| Extracted data |
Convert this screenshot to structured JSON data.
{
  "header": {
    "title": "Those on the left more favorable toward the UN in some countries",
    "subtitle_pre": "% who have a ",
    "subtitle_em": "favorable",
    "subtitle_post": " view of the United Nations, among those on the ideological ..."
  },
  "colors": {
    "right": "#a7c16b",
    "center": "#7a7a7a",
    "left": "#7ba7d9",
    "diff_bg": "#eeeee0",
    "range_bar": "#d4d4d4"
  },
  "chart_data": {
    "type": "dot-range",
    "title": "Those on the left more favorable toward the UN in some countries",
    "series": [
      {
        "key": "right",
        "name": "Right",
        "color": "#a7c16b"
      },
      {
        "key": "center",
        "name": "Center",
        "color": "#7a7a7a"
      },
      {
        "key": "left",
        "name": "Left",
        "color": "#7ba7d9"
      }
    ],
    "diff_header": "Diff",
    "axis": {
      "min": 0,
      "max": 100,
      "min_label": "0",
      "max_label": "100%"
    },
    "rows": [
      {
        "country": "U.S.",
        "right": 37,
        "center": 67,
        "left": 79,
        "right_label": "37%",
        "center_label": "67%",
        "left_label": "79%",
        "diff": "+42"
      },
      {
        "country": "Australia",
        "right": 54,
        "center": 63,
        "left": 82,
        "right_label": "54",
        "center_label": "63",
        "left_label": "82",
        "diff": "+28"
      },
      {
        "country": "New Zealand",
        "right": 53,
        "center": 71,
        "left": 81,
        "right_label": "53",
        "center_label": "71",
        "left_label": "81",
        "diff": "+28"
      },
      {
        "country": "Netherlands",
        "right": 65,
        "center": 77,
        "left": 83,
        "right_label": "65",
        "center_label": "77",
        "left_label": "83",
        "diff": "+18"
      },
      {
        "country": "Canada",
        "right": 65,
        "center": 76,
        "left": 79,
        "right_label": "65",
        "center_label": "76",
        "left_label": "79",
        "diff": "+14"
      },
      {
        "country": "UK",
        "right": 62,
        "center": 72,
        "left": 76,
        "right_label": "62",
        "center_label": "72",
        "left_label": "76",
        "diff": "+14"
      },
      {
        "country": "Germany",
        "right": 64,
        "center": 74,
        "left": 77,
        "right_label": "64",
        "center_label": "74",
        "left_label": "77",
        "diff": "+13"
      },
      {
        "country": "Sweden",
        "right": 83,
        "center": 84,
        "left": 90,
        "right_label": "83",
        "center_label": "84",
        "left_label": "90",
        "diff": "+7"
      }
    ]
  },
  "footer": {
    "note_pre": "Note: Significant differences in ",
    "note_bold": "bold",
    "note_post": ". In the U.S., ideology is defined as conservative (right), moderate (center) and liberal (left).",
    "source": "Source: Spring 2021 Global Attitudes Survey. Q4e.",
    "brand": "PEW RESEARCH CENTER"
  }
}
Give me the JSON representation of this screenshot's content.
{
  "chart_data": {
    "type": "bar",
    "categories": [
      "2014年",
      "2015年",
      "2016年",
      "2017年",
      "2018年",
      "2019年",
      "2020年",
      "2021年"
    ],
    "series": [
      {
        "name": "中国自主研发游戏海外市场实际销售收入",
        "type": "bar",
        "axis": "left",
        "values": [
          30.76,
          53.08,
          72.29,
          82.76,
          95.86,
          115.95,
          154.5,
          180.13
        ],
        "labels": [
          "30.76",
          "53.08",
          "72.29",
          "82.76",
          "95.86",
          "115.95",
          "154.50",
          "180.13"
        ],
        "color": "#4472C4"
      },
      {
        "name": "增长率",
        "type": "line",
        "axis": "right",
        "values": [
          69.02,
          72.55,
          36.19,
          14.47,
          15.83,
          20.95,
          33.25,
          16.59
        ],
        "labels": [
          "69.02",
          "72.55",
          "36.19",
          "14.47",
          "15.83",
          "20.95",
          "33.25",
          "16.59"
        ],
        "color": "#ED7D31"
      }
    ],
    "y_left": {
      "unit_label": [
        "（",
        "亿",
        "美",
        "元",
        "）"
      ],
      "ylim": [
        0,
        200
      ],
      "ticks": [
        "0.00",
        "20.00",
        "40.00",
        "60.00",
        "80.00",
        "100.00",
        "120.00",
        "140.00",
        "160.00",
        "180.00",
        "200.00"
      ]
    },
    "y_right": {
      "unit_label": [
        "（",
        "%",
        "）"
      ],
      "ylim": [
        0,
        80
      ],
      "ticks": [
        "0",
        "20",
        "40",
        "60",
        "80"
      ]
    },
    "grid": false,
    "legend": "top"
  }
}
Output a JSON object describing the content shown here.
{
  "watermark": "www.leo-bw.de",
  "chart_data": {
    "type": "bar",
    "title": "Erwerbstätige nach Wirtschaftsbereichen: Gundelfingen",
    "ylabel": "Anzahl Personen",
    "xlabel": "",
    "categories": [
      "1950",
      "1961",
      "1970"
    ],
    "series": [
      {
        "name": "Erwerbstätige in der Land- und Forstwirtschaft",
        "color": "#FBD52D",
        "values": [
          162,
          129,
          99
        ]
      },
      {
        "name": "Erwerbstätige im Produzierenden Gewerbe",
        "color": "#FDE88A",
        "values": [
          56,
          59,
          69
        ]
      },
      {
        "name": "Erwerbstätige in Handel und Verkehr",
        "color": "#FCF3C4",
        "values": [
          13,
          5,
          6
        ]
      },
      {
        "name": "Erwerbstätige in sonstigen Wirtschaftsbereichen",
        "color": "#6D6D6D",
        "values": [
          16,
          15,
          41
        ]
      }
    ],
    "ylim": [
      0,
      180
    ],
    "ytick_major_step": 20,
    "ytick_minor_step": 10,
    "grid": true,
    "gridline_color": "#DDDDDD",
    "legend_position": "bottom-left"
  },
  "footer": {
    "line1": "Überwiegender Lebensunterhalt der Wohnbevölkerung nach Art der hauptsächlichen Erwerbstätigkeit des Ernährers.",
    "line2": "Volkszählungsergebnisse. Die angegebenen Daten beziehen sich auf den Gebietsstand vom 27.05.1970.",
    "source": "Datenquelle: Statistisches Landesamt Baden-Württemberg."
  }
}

| Task to carry out |
Set down the entries verbatim, leaving none out.

| Solution for this task |
Convert this screenshot to structured JSON data.
{
  "header": {
    "title": "Those on the left more favorable toward the UN in some countries",
    "subtitle_pre": "% who have a ",
    "subtitle_em": "favorable",
    "subtitle_post": " view of the United Nations, among those on the ideological ..."
  },
  "colors": {
    "right": "#a7c16b",
    "center": "#7a7a7a",
    "left": "#7ba7d9",
    "diff_bg": "#eeeee0",
    "range_bar": "#d4d4d4"
  },
  "chart_data": {
    "type": "dot-range",
    "title": "Those on the left more favorable toward the UN in some countries",
    "series": [
      {
        "key": "right",
        "name": "Right",
        "color": "#a7c16b"
      },
      {
        "key": "center",
        "name": "Center",
        "color": "#7a7a7a"
      },
      {
        "key": "left",
        "name": "Left",
        "color": "#7ba7d9"
      }
    ],
    "diff_header": "Diff",
    "axis": {
      "min": 0,
      "max": 100,
      "min_label": "0",
      "max_label": "100%"
    },
    "rows": [
      {
        "country": "U.S.",
        "right": 37,
        "center": 67,
        "left": 79,
        "right_label": "37%",
        "center_label": "67%",
        "left_label": "79%",
        "diff": "+42"
      },
      {
        "country": "Australia",
        "right": 54,
        "center": 63,
        "left": 82,
        "right_label": "54",
        "center_label": "63",
        "left_label": "82",
        "diff": "+28"
      },
      {
        "country": "New Zealand",
        "right": 53,
        "center": 71,
        "left": 81,
        "right_label": "53",
        "center_label": "71",
        "left_label": "81",
        "diff": "+28"
      },
      {
        "country": "Netherlands",
        "right": 65,
        "center": 77,
        "left": 83,
        "right_label": "65",
        "center_label": "77",
        "left_label": "83",
        "diff": "+18"
      },
      {
        "country": "Canada",
        "right": 65,
        "center": 76,
        "left": 79,
        "right_label": "65",
        "center_label": "76",
        "left_label": "79",
        "diff": "+14"
      },
      {
        "country": "UK",
        "right": 62,
        "center": 72,
        "left": 76,
        "right_label": "62",
        "center_label": "72",
        "left_label": "76",
        "diff": "+14"
      },
      {
        "country": "Germany",
        "right": 64,
        "center": 74,
        "left": 77,
        "right_label": "64",
        "center_label": "74",
        "left_label": "77",
        "diff": "+13"
      },
      {
        "country": "Sweden",
        "right": 83,
        "center": 84,
        "left": 90,
        "right_label": "83",
        "center_label": "84",
        "left_label": "90",
        "diff": "+7"
      }
    ]
  },
  "footer": {
    "note_pre": "Note: Significant differences in ",
    "note_bold": "bold",
    "note_post": ". In the U.S., ideology is defined as conservative (right), moderate (center) and liberal (left).",
    "source": "Source: Spring 2021 Global Attitudes Survey. Q4e.",
    "brand": "PEW RESEARCH CENTER"
  }
}
Give me the JSON representation of this screenshot's content.
{
  "chart_data": {
    "type": "bar",
    "categories": [
      "2014年",
      "2015年",
      "2016年",
      "2017年",
      "2018年",
      "2019年",
      "2020年",
      "2021年"
    ],
    "series": [
      {
        "name": "中国自主研发游戏海外市场实际销售收入",
        "type": "bar",
        "axis": "left",
        "values": [
          30.76,
          53.08,
          72.29,
          82.76,
          95.86,
          115.95,
          154.5,
          180.13
        ],
        "labels": [
          "30.76",
          "53.08",
          "72.29",
          "82.76",
          "95.86",
          "115.95",
          "154.50",
          "180.13"
        ],
        "color": "#4472C4"
      },
      {
        "name": "增长率",
        "type": "line",
        "axis": "right",
        "values": [
          69.02,
          72.55,
          36.19,
          14.47,
          15.83,
          20.95,
          33.25,
          16.59
        ],
        "labels": [
          "69.02",
          "72.55",
          "36.19",
          "14.47",
          "15.83",
          "20.95",
          "33.25",
          "16.59"
        ],
        "color": "#ED7D31"
      }
    ],
    "y_left": {
      "unit_label": [
        "（",
        "亿",
        "美",
        "元",
        "）"
      ],
      "ylim": [
        0,
        200
      ],
      "ticks": [
        "0.00",
        "20.00",
        "40.00",
        "60.00",
        "80.00",
        "100.00",
        "120.00",
        "140.00",
        "160.00",
        "180.00",
        "200.00"
      ]
    },
    "y_right": {
      "unit_label": [
        "（",
        "%",
        "）"
      ],
      "ylim": [
        0,
        80
      ],
      "ticks": [
        "0",
        "20",
        "40",
        "60",
        "80"
      ]
    },
    "grid": false,
    "legend": "top"
  }
}
Output a JSON object describing the content shown here.
{
  "watermark": "www.leo-bw.de",
  "chart_data": {
    "type": "bar",
    "title": "Erwerbstätige nach Wirtschaftsbereichen: Gundelfingen",
    "ylabel": "Anzahl Personen",
    "xlabel": "",
    "categories": [
      "1950",
      "1961",
      "1970"
    ],
    "series": [
      {
        "name": "Erwerbstätige in der Land- und Forstwirtschaft",
        "color": "#FBD52D",
        "values": [
          162,
          129,
          99
        ]
      },
      {
        "name": "Erwerbstätige im Produzierenden Gewerbe",
        "color": "#FDE88A",
        "values": [
          56,
          59,
          69
        ]
      },
      {
        "name": "Erwerbstätige in Handel und Verkehr",
        "color": "#FCF3C4",
        "values": [
          13,
          5,
          6
        ]
      },
      {
        "name": "Erwerbstätige in sonstigen Wirtschaftsbereichen",
        "color": "#6D6D6D",
        "values": [
          16,
          15,
          41
        ]
      }
    ],
    "ylim": [
      0,
      180
    ],
    "ytick_major_step": 20,
    "ytick_minor_step": 10,
    "grid": true,
    "gridline_color": "#DDDDDD",
    "legend_position": "bottom-left"
  },
  "footer": {
    "line1": "Überwiegender Lebensunterhalt der Wohnbevölkerung nach Art der hauptsächlichen Erwerbstätigkeit des Ernährers.",
    "line2": "Volkszählungsergebnisse. Die angegebenen Daten beziehen sich auf den Gebietsstand vom 27.05.1970.",
    "source": "Datenquelle: Statistisches Landesamt Baden-Württemberg."
  }
}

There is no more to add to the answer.